▶ **Directions for this task**: Find the word "image" in the records below. List each line containing it.

▶ **Data shown**:
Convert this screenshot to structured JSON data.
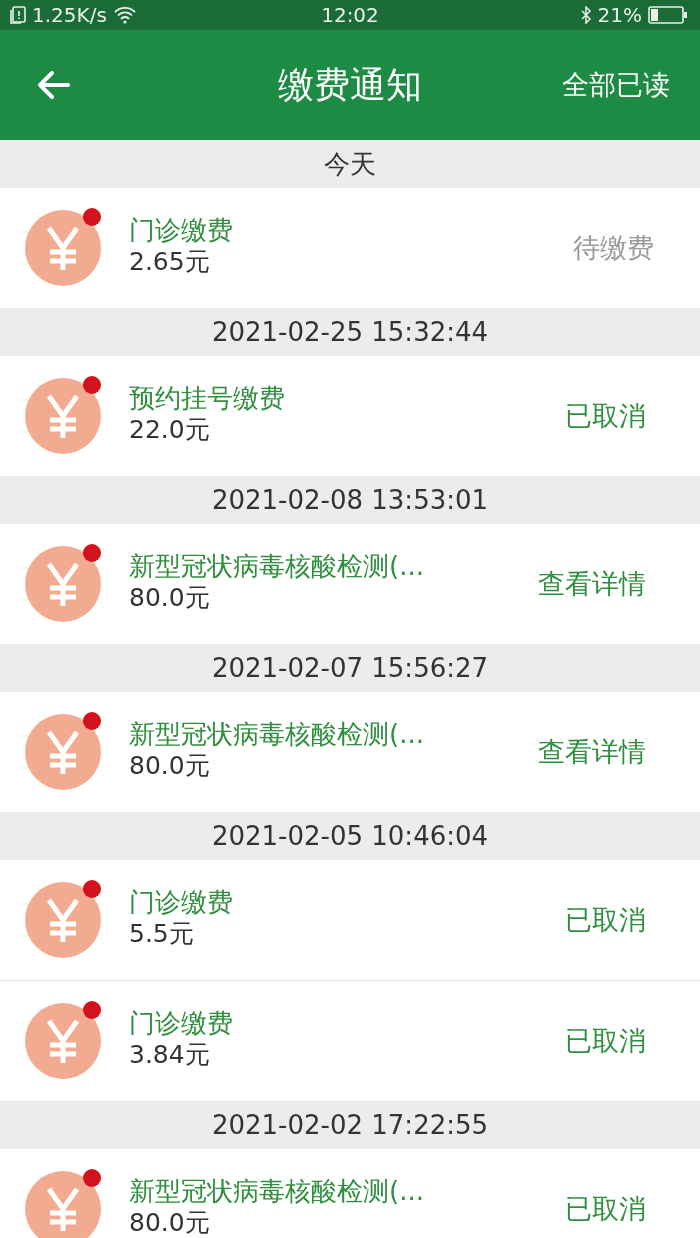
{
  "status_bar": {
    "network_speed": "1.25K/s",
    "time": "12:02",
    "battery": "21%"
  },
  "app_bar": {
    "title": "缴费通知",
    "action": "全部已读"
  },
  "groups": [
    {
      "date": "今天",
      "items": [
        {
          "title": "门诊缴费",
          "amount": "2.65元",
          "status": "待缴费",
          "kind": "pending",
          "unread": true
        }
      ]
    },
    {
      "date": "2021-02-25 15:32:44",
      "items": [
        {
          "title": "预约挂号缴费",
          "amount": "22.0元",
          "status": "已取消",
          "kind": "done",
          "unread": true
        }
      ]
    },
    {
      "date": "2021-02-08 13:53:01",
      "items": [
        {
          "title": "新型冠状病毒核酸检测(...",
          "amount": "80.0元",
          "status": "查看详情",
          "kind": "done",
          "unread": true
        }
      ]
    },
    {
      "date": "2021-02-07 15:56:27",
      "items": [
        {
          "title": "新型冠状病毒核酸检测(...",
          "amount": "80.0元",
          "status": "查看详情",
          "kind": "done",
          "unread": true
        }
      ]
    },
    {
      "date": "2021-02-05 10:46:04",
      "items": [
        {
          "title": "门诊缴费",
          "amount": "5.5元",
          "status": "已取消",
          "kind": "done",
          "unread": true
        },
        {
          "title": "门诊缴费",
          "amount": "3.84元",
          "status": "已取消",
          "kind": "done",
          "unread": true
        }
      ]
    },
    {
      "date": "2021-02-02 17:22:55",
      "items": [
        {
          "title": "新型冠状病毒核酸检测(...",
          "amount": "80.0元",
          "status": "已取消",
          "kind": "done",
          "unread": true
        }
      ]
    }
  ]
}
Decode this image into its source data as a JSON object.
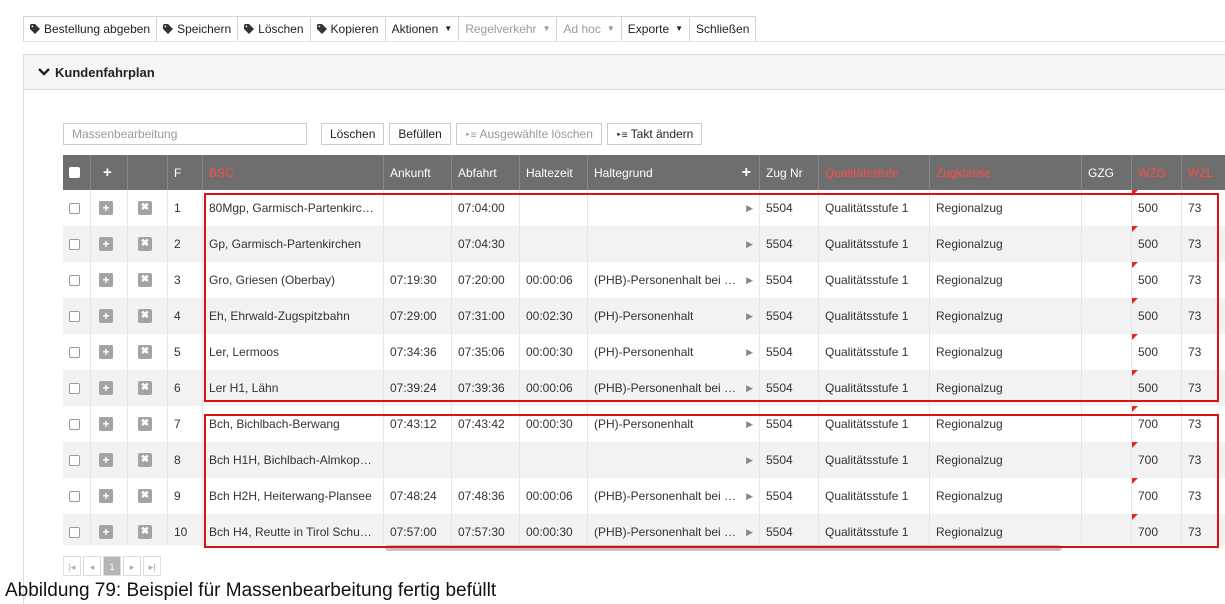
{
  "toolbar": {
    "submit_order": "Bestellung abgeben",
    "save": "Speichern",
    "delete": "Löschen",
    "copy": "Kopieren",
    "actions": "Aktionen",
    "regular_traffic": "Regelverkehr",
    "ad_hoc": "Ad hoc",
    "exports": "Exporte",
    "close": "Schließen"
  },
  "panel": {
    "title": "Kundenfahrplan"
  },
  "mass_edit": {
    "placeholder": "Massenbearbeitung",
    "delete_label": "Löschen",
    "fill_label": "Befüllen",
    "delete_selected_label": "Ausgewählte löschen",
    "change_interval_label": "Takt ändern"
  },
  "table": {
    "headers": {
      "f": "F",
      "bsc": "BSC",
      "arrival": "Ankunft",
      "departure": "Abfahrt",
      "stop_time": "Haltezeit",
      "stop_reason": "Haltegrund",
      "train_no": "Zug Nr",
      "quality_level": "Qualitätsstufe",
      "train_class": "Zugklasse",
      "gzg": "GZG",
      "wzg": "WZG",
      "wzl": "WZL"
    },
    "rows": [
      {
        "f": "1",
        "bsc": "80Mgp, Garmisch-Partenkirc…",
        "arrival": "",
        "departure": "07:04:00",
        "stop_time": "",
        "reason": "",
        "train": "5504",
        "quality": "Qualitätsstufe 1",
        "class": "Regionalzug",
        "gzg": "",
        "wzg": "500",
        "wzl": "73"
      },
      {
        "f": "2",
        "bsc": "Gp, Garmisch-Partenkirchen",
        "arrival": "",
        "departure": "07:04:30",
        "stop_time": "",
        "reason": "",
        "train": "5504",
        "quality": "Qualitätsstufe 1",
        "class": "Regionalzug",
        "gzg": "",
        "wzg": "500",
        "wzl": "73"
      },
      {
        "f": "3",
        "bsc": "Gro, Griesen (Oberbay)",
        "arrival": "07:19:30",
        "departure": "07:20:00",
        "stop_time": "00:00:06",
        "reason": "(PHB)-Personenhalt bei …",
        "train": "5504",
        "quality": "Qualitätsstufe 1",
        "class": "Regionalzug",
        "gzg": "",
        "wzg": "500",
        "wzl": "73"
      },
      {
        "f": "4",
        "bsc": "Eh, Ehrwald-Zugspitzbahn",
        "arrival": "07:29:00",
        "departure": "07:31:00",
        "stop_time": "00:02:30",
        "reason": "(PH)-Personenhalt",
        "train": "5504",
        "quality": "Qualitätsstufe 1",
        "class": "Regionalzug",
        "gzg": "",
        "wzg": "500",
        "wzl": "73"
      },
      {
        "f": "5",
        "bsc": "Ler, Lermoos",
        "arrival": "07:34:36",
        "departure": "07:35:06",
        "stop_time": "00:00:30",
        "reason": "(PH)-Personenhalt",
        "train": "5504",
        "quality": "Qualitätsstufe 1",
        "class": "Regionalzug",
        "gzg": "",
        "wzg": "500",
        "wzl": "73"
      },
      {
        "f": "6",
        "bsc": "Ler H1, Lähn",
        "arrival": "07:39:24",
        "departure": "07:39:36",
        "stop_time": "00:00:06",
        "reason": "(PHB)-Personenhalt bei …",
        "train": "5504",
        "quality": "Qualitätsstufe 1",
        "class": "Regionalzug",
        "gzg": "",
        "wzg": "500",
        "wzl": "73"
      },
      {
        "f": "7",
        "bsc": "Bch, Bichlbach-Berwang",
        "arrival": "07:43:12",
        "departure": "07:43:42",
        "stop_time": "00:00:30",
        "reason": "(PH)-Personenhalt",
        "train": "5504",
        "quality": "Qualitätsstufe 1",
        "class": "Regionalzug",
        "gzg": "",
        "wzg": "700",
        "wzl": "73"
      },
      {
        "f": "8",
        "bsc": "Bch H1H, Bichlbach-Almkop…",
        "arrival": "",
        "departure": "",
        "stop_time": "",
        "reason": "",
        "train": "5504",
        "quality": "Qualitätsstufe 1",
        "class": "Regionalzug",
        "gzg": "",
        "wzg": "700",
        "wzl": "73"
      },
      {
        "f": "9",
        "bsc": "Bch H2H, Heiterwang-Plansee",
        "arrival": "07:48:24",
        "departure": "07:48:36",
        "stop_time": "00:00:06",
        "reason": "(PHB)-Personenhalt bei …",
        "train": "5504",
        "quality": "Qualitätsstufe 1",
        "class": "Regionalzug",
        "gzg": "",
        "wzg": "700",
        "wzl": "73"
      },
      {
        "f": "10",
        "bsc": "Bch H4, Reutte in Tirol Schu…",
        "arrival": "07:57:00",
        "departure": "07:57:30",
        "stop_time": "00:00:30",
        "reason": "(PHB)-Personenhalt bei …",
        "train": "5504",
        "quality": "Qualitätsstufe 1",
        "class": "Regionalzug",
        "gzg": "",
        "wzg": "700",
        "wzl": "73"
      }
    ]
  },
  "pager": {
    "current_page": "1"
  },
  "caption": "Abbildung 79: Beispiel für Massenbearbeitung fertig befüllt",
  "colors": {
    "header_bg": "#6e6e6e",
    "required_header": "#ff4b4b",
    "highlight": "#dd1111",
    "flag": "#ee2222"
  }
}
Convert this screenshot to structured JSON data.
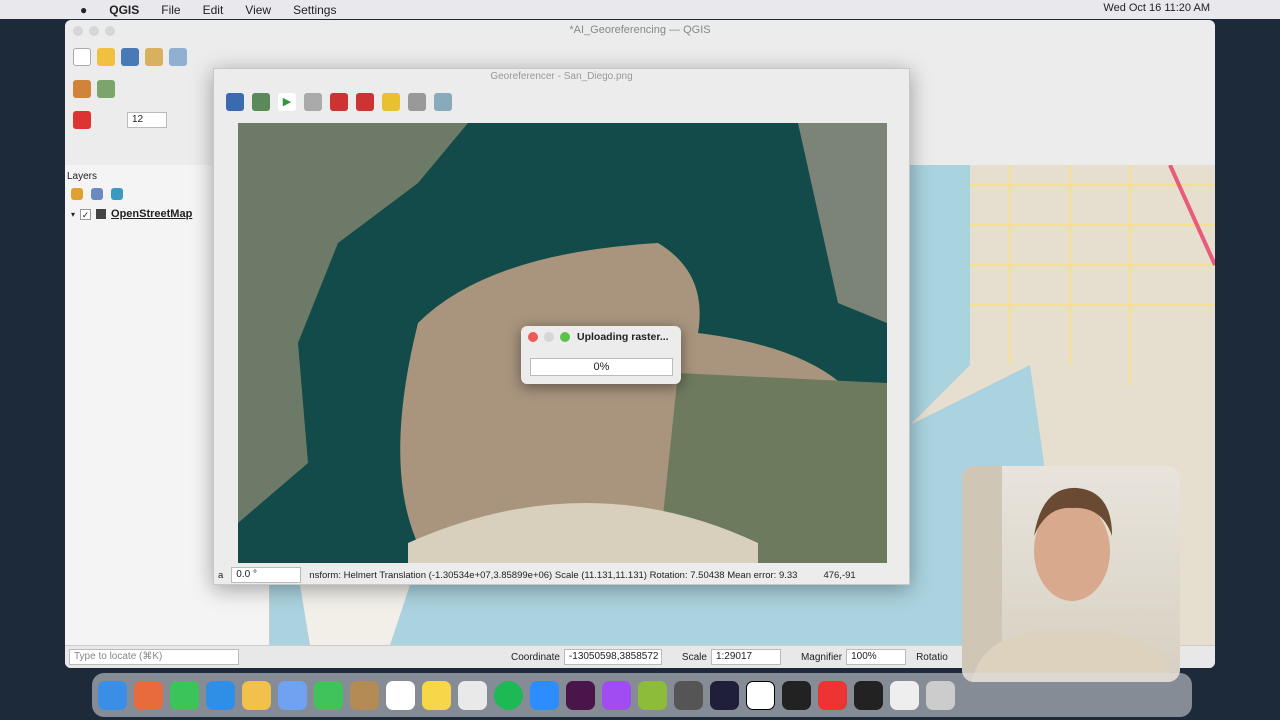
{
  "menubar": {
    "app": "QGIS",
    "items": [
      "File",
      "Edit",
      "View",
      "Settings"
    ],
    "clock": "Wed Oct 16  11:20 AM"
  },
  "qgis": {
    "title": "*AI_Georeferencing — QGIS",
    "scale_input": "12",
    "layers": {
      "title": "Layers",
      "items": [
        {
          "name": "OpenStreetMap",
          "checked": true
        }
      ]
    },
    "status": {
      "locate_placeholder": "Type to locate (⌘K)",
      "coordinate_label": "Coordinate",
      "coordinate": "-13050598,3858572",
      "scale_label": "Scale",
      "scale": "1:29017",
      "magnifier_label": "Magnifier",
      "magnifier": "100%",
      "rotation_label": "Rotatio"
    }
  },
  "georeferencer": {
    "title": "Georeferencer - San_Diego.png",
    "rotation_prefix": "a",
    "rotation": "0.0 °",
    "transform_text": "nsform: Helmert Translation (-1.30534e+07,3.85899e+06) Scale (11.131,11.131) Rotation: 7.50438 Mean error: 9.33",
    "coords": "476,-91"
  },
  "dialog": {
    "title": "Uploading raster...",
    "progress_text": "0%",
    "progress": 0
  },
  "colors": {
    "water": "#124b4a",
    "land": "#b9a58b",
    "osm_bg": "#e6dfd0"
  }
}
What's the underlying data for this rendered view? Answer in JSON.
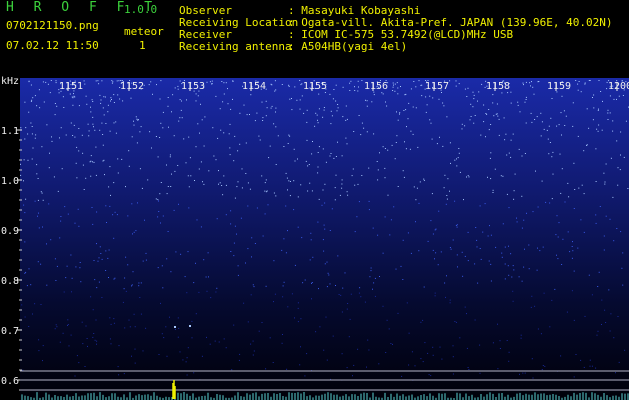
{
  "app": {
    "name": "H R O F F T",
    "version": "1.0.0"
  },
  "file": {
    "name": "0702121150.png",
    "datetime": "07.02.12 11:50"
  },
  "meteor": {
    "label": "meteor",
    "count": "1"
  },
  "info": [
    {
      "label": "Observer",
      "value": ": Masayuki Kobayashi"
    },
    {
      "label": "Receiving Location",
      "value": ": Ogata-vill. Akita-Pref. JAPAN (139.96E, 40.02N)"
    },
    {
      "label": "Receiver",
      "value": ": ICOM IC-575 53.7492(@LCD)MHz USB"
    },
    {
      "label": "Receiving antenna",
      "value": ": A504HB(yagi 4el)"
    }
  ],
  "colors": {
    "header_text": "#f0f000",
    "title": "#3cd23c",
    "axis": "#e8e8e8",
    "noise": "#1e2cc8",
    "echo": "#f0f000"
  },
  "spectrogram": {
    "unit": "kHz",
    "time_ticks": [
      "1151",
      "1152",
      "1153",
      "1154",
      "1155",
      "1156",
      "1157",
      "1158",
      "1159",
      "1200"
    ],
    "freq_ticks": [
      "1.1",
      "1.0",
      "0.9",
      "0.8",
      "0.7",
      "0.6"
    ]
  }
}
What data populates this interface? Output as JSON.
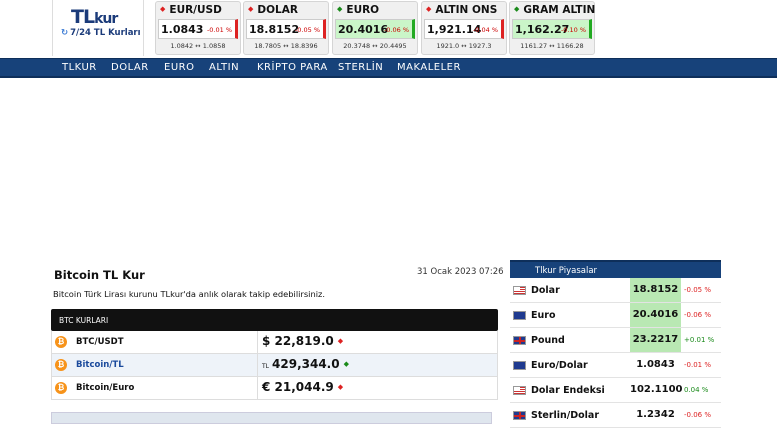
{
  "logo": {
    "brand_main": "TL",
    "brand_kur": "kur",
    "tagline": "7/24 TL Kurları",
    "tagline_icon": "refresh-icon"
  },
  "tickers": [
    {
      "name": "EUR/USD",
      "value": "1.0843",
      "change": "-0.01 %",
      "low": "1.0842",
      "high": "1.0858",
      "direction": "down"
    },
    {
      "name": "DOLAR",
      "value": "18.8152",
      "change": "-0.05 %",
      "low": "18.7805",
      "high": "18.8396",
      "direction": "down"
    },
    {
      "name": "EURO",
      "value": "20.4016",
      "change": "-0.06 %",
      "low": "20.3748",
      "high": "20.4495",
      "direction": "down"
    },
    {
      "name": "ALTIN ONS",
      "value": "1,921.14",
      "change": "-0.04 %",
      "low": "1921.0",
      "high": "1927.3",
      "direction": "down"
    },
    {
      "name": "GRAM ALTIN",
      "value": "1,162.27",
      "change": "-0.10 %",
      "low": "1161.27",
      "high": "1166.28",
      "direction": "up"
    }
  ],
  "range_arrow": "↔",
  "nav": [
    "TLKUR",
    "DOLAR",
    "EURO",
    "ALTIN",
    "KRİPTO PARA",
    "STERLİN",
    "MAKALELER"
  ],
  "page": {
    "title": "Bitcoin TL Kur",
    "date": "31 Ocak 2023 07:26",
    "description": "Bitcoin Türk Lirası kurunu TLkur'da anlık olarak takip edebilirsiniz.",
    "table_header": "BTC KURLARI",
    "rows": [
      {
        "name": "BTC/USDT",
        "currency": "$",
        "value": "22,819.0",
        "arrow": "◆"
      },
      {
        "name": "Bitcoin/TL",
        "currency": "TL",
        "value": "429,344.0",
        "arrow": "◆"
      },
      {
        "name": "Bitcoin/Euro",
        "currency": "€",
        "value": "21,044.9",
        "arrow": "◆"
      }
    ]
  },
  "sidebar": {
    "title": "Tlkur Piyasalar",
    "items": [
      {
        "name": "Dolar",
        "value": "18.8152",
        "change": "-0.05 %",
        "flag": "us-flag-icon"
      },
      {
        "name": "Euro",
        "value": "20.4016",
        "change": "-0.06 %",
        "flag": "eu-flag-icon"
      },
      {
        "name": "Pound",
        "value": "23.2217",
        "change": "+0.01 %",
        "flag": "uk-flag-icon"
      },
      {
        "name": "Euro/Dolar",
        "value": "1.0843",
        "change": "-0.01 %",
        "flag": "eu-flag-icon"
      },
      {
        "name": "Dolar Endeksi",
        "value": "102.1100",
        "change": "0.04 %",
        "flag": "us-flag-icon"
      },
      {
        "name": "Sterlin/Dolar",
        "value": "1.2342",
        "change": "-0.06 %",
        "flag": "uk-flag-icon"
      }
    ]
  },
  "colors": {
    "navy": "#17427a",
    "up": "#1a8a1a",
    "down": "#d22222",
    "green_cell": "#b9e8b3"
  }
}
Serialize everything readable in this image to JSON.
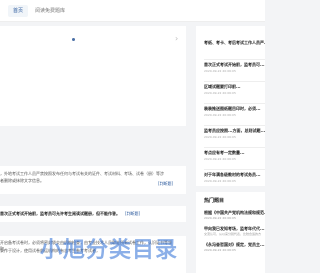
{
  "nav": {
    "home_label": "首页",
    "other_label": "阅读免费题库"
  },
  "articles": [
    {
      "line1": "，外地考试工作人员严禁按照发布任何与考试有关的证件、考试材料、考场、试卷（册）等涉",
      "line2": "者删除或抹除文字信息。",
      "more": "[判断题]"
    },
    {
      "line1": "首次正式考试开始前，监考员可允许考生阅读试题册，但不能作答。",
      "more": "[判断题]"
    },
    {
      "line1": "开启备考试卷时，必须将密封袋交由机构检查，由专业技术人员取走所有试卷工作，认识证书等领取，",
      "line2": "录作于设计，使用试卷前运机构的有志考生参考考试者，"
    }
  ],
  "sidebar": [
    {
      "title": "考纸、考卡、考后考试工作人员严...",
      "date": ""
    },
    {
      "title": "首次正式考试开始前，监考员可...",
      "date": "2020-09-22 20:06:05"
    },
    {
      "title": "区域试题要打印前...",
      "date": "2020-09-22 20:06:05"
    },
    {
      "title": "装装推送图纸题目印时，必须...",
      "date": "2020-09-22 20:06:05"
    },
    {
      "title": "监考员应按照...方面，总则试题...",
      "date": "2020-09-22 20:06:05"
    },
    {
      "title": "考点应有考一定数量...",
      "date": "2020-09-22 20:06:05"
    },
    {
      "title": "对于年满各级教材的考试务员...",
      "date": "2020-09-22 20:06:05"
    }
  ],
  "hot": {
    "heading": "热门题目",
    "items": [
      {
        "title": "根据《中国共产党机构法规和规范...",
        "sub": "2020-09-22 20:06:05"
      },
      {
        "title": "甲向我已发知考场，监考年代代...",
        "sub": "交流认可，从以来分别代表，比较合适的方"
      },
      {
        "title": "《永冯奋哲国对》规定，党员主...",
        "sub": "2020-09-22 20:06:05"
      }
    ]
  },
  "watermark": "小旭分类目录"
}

▶ **Completed exercise**:
Decode this image into its source data as a JSON object.
Serialize everything readable in this image to JSON.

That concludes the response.